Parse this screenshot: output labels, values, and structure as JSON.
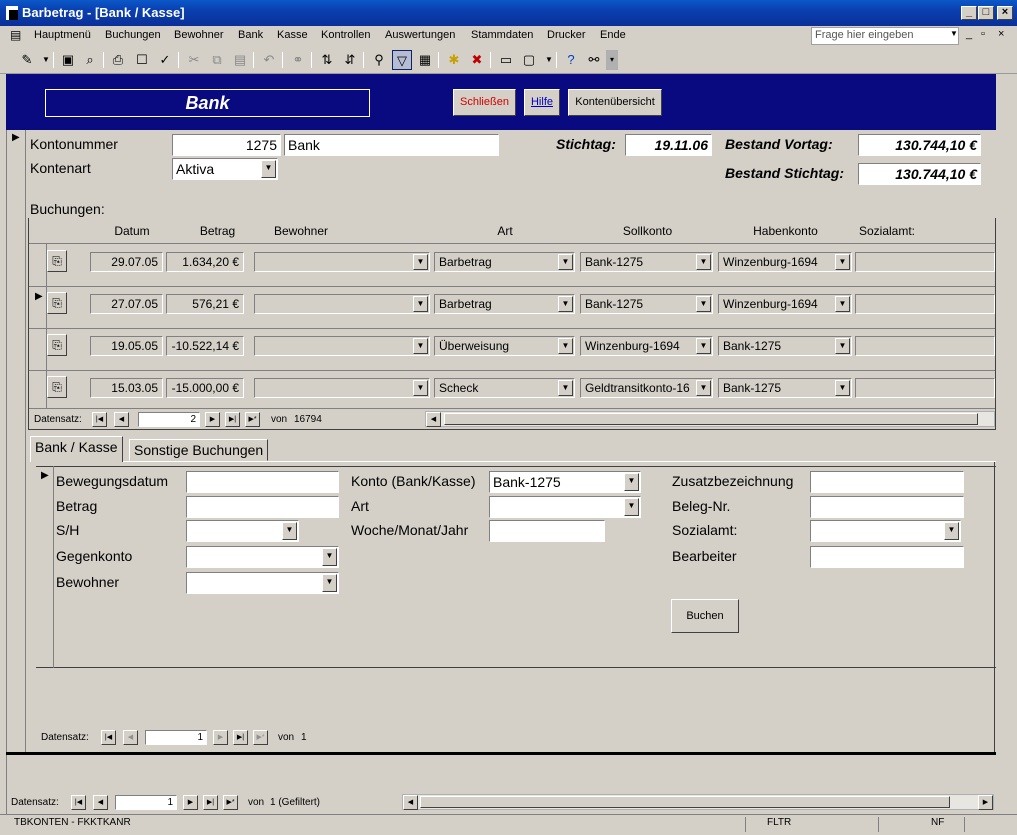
{
  "window": {
    "title": "Barbetrag - [Bank / Kasse]"
  },
  "menu": {
    "items": [
      "Hauptmenü",
      "Buchungen",
      "Bewohner",
      "Bank",
      "Kasse",
      "Kontrollen",
      "Auswertungen",
      "Stammdaten",
      "Drucker",
      "Ende"
    ],
    "help_placeholder": "Frage hier eingeben"
  },
  "header": {
    "title": "Bank",
    "close_label": "Schließen",
    "help_label": "Hilfe",
    "overview_label": "Kontenübersicht",
    "colors": {
      "band": "#0a0a80",
      "close_text": "#d00000",
      "help_text": "#0000c0"
    }
  },
  "account": {
    "number_label": "Kontonummer",
    "number": "1275",
    "name": "Bank",
    "type_label": "Kontenart",
    "type": "Aktiva",
    "stichtag_label": "Stichtag:",
    "stichtag": "19.11.06",
    "bestand_vortag_label": "Bestand Vortag:",
    "bestand_vortag": "130.744,10 €",
    "bestand_stichtag_label": "Bestand Stichtag:",
    "bestand_stichtag": "130.744,10 €"
  },
  "buchungen": {
    "label": "Buchungen:",
    "columns": [
      "Datum",
      "Betrag",
      "Bewohner",
      "Art",
      "Sollkonto",
      "Habenkonto",
      "Sozialamt:"
    ],
    "rows": [
      {
        "datum": "29.07.05",
        "betrag": "1.634,20 €",
        "bewohner": "",
        "art": "Barbetrag",
        "soll": "Bank-1275",
        "haben": "Winzenburg-1694",
        "sozialamt": ""
      },
      {
        "datum": "27.07.05",
        "betrag": "576,21 €",
        "bewohner": "",
        "art": "Barbetrag",
        "soll": "Bank-1275",
        "haben": "Winzenburg-1694",
        "sozialamt": ""
      },
      {
        "datum": "19.05.05",
        "betrag": "-10.522,14 €",
        "bewohner": "",
        "art": "Überweisung",
        "soll": "Winzenburg-1694",
        "haben": "Bank-1275",
        "sozialamt": ""
      },
      {
        "datum": "15.03.05",
        "betrag": "-15.000,00 €",
        "bewohner": "",
        "art": "Scheck",
        "soll": "Geldtransitkonto-16",
        "haben": "Bank-1275",
        "sozialamt": ""
      }
    ],
    "nav": {
      "label": "Datensatz:",
      "current": "2",
      "of_label": "von",
      "total": "16794"
    }
  },
  "tabs": {
    "items": [
      "Bank / Kasse",
      "Sonstige Buchungen"
    ]
  },
  "entry_form": {
    "bewegungsdatum_label": "Bewegungsdatum",
    "bewegungsdatum": "",
    "betrag_label": "Betrag",
    "betrag": "",
    "sh_label": "S/H",
    "sh": "",
    "gegenkonto_label": "Gegenkonto",
    "gegenkonto": "",
    "bewohner_label": "Bewohner",
    "bewohner": "",
    "konto_label": "Konto (Bank/Kasse)",
    "konto": "Bank-1275",
    "art_label": "Art",
    "art": "",
    "woche_label": "Woche/Monat/Jahr",
    "woche": "",
    "zusatz_label": "Zusatzbezeichnung",
    "zusatz": "",
    "beleg_label": "Beleg-Nr.",
    "beleg": "",
    "sozialamt_label": "Sozialamt:",
    "sozialamt": "",
    "bearbeiter_label": "Bearbeiter",
    "bearbeiter": "",
    "buchen_label": "Buchen",
    "nav": {
      "label": "Datensatz:",
      "current": "1",
      "of_label": "von",
      "total": "1"
    }
  },
  "main_nav": {
    "label": "Datensatz:",
    "current": "1",
    "of_label": "von",
    "total": "1 (Gefiltert)"
  },
  "status": {
    "left": "TBKONTEN - FKKTKANR",
    "fltr": "FLTR",
    "nf": "NF"
  },
  "icons": {
    "nav_first": "first-record-icon",
    "nav_prev": "prev-record-icon",
    "nav_next": "next-record-icon",
    "nav_last": "last-record-icon",
    "nav_new": "new-record-icon"
  }
}
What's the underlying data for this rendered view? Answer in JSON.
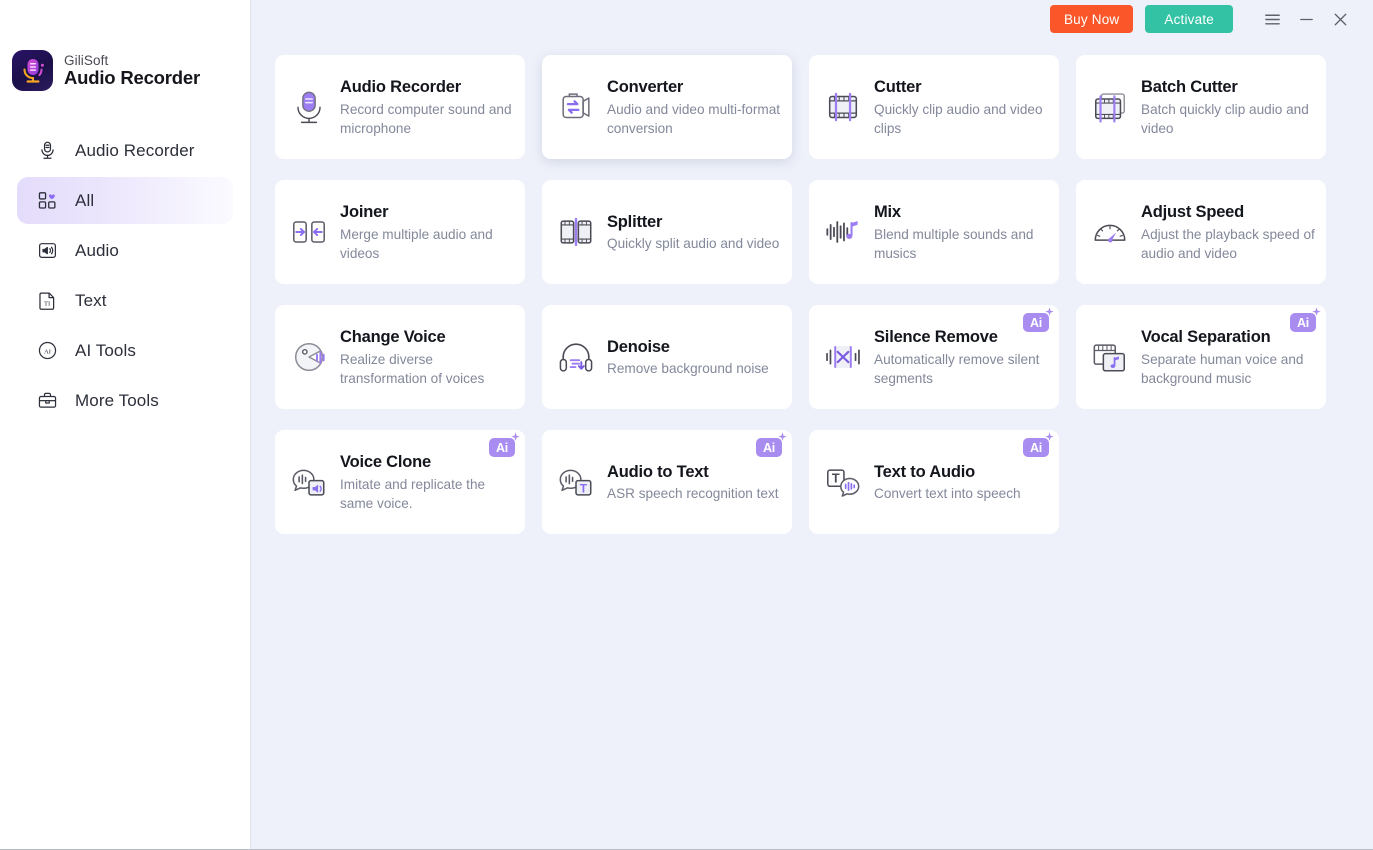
{
  "brand": {
    "company": "GiliSoft",
    "product": "Audio Recorder",
    "logo_icon": "microphone-logo-icon",
    "logo_bg": "#231559"
  },
  "titlebar": {
    "buy_label": "Buy Now",
    "activate_label": "Activate",
    "buy_color": "#fb5629",
    "activate_color": "#33c3a4",
    "menu_icon": "hamburger-menu-icon",
    "minimize_icon": "minimize-icon",
    "close_icon": "close-icon"
  },
  "sidebar": {
    "items": [
      {
        "label": "Audio Recorder",
        "icon": "microphone-icon",
        "active": false
      },
      {
        "label": "All",
        "icon": "grid-heart-icon",
        "active": true
      },
      {
        "label": "Audio",
        "icon": "speaker-icon",
        "active": false
      },
      {
        "label": "Text",
        "icon": "text-file-icon",
        "active": false
      },
      {
        "label": "AI Tools",
        "icon": "ai-circle-icon",
        "active": false
      },
      {
        "label": "More Tools",
        "icon": "toolbox-icon",
        "active": false
      }
    ]
  },
  "accent": {
    "purple": "#8b6ef0",
    "light_purple": "#a88cf0",
    "card_bg": "#ffffff",
    "page_bg": "#eef1f9"
  },
  "cards": [
    {
      "title": "Audio Recorder",
      "desc": "Record computer sound and microphone",
      "icon": "microphone-icon",
      "ai": false,
      "hovered": false
    },
    {
      "title": "Converter",
      "desc": "Audio and video multi-format conversion",
      "icon": "convert-arrows-icon",
      "ai": false,
      "hovered": true
    },
    {
      "title": "Cutter",
      "desc": "Quickly clip audio and video clips",
      "icon": "film-cut-icon",
      "ai": false,
      "hovered": false
    },
    {
      "title": "Batch Cutter",
      "desc": "Batch quickly clip audio and video",
      "icon": "film-batch-cut-icon",
      "ai": false,
      "hovered": false
    },
    {
      "title": "Joiner",
      "desc": "Merge multiple audio and videos",
      "icon": "join-arrows-icon",
      "ai": false,
      "hovered": false
    },
    {
      "title": "Splitter",
      "desc": "Quickly split audio and video",
      "icon": "split-panels-icon",
      "ai": false,
      "hovered": false
    },
    {
      "title": "Mix",
      "desc": "Blend multiple sounds and musics",
      "icon": "waveform-note-icon",
      "ai": false,
      "hovered": false
    },
    {
      "title": "Adjust Speed",
      "desc": "Adjust the playback speed of audio and video",
      "icon": "speedometer-icon",
      "ai": false,
      "hovered": false
    },
    {
      "title": "Change Voice",
      "desc": "Realize diverse transformation of voices",
      "icon": "voice-change-icon",
      "ai": false,
      "hovered": false
    },
    {
      "title": "Denoise",
      "desc": "Remove background noise",
      "icon": "headphones-icon",
      "ai": false,
      "hovered": false
    },
    {
      "title": "Silence Remove",
      "desc": "Automatically remove silent segments",
      "icon": "waveform-cross-icon",
      "ai": true,
      "hovered": false
    },
    {
      "title": "Vocal Separation",
      "desc": "Separate human voice and background music",
      "icon": "stacked-cards-note-icon",
      "ai": true,
      "hovered": false
    },
    {
      "title": "Voice Clone",
      "desc": "Imitate and replicate the same voice.",
      "icon": "bubble-speaker-icon",
      "ai": true,
      "hovered": false
    },
    {
      "title": "Audio to Text",
      "desc": "ASR speech recognition text",
      "icon": "bubble-text-icon",
      "ai": true,
      "hovered": false
    },
    {
      "title": "Text to Audio",
      "desc": "Convert text into speech",
      "icon": "text-bubble-wave-icon",
      "ai": true,
      "hovered": false
    }
  ],
  "ai_badge_label": "Ai"
}
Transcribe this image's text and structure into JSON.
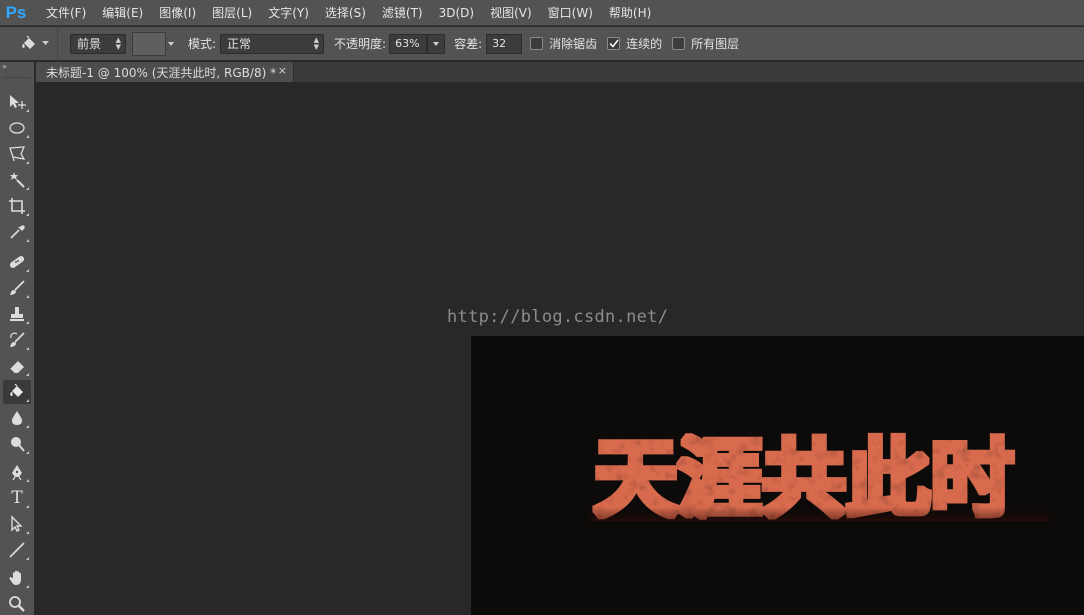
{
  "app": {
    "logo": "Ps"
  },
  "menu": [
    "文件(F)",
    "编辑(E)",
    "图像(I)",
    "图层(L)",
    "文字(Y)",
    "选择(S)",
    "滤镜(T)",
    "3D(D)",
    "视图(V)",
    "窗口(W)",
    "帮助(H)"
  ],
  "options": {
    "tool_icon": "paint-bucket-icon",
    "fill_source": "前景",
    "mode_label": "模式:",
    "mode_value": "正常",
    "opacity_label": "不透明度:",
    "opacity_value": "63%",
    "tolerance_label": "容差:",
    "tolerance_value": "32",
    "antialias_label": "消除锯齿",
    "antialias_checked": false,
    "contiguous_label": "连续的",
    "contiguous_checked": true,
    "all_layers_label": "所有图层",
    "all_layers_checked": false
  },
  "document": {
    "tab_title": "未标题-1 @ 100% (天涯共此时, RGB/8) *",
    "close_glyph": "×",
    "watermark": "http://blog.csdn.net/",
    "art_text": "天涯共此时",
    "art_color": "#d86a4e",
    "background_color": "#0d0b0a"
  },
  "toolbox": {
    "collapse_glyph": "»",
    "tools": [
      "move-icon",
      "elliptical-marquee-icon",
      "polygonal-lasso-icon",
      "magic-wand-icon",
      "crop-icon",
      "eyedropper-icon",
      "healing-brush-icon",
      "brush-icon",
      "clone-stamp-icon",
      "history-brush-icon",
      "eraser-icon",
      "paint-bucket-icon",
      "blur-icon",
      "dodge-icon",
      "pen-icon",
      "type-icon",
      "path-selection-icon",
      "line-icon",
      "hand-icon",
      "zoom-icon"
    ],
    "active": "paint-bucket-icon",
    "type_glyph": "T"
  }
}
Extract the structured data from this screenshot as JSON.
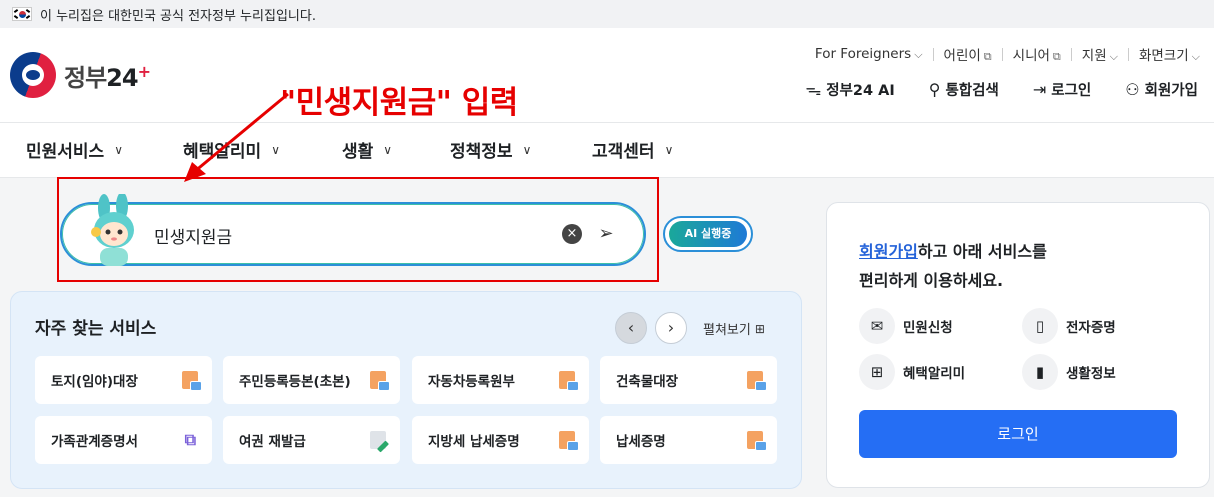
{
  "gov_banner": {
    "text": "이 누리집은 대한민국 공식 전자정부 누리집입니다."
  },
  "logo": {
    "name": "정부",
    "number": "24"
  },
  "utility_links": [
    {
      "label": "For Foreigners",
      "icon": "chevron-down-icon"
    },
    {
      "label": "어린이",
      "icon": "external-link-icon"
    },
    {
      "label": "시니어",
      "icon": "external-link-icon"
    },
    {
      "label": "지원",
      "icon": "chevron-down-icon"
    },
    {
      "label": "화면크기",
      "icon": "chevron-down-icon"
    }
  ],
  "main_actions": [
    {
      "label": "정부24 AI",
      "icon": "ai-mascot-icon"
    },
    {
      "label": "통합검색",
      "icon": "search-icon"
    },
    {
      "label": "로그인",
      "icon": "login-icon"
    },
    {
      "label": "회원가입",
      "icon": "add-user-icon"
    }
  ],
  "nav": [
    {
      "label": "민원서비스"
    },
    {
      "label": "혜택알리미"
    },
    {
      "label": "생활"
    },
    {
      "label": "정책정보"
    },
    {
      "label": "고객센터"
    }
  ],
  "annotation": {
    "text": "\"민생지원금\" 입력",
    "color": "#e60000"
  },
  "search": {
    "value": "민생지원금"
  },
  "ai_badge": {
    "label": "AI 실행중"
  },
  "favorites": {
    "title": "자주 찾는 서비스",
    "unfold_label": "펼쳐보기",
    "items": [
      {
        "label": "토지(임야)대장",
        "icon": "document-icon"
      },
      {
        "label": "주민등록등본(초본)",
        "icon": "document-icon"
      },
      {
        "label": "자동차등록원부",
        "icon": "document-icon"
      },
      {
        "label": "건축물대장",
        "icon": "document-icon"
      },
      {
        "label": "가족관계증명서",
        "icon": "external-link-icon"
      },
      {
        "label": "여권 재발급",
        "icon": "edit-document-icon"
      },
      {
        "label": "지방세 납세증명",
        "icon": "document-icon"
      },
      {
        "label": "납세증명",
        "icon": "document-icon"
      }
    ]
  },
  "member_panel": {
    "link_text": "회원가입",
    "message_rest": "하고 아래 서비스를",
    "message_line2": "편리하게 이용하세요.",
    "services": [
      {
        "label": "민원신청",
        "icon": "mail-icon"
      },
      {
        "label": "전자증명",
        "icon": "certificate-icon"
      },
      {
        "label": "혜택알리미",
        "icon": "gift-icon"
      },
      {
        "label": "생활정보",
        "icon": "bookmark-icon"
      }
    ],
    "login_label": "로그인"
  },
  "colors": {
    "primary": "#256ef4",
    "link": "#2563d9",
    "annotation": "#e60000",
    "panel_bg": "#e8f2fc"
  }
}
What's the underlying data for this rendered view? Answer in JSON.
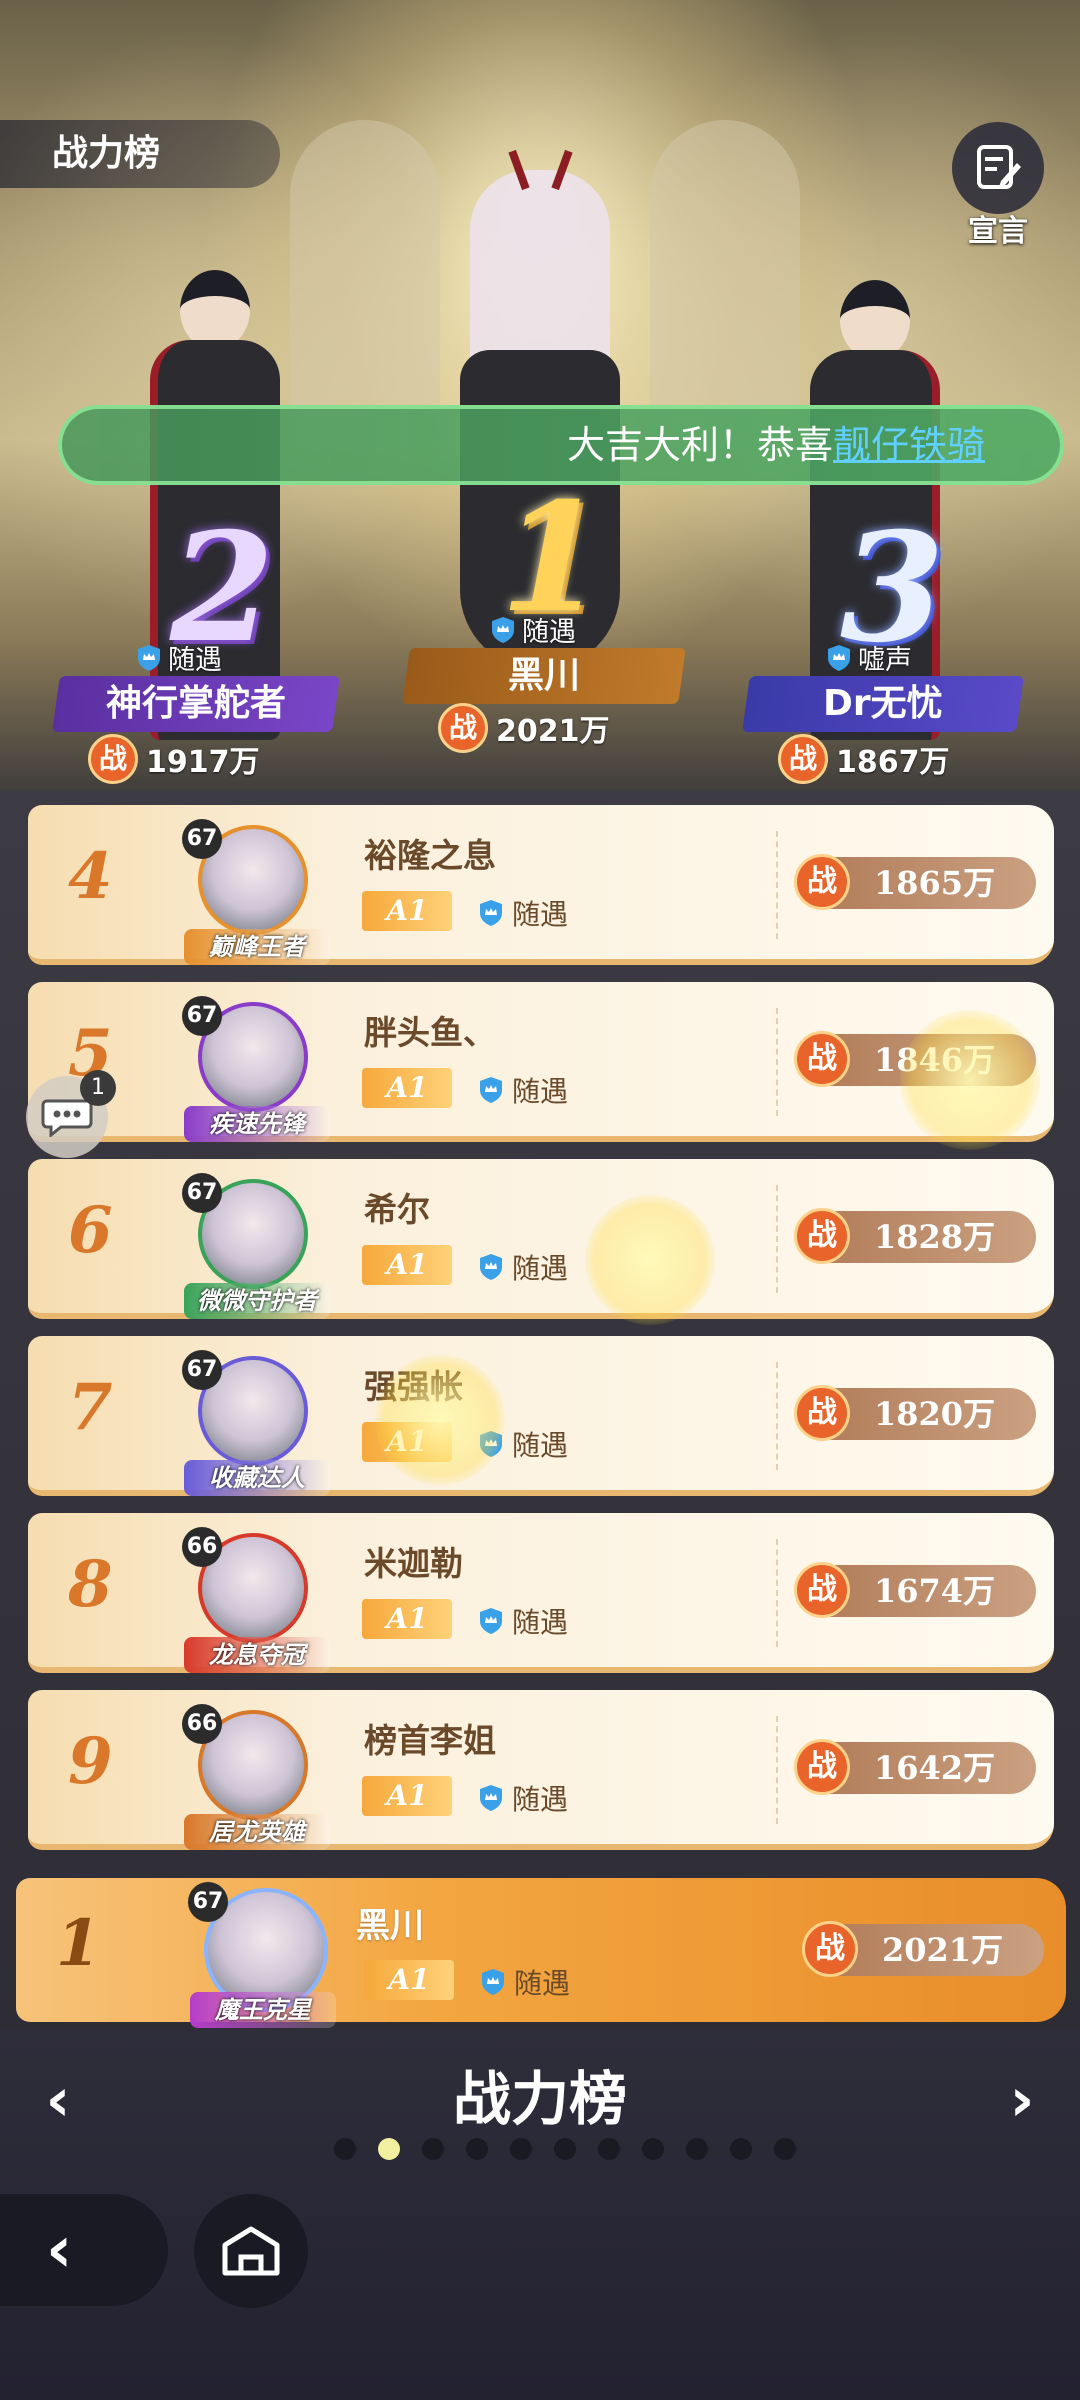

++++

WORK TO BE COMPLETED
Return every line containing "multiple".

SOLUTION BELOW
      "desc": "Merge multiple audio and videos",
      "desc": "Blend multiple sounds and musics",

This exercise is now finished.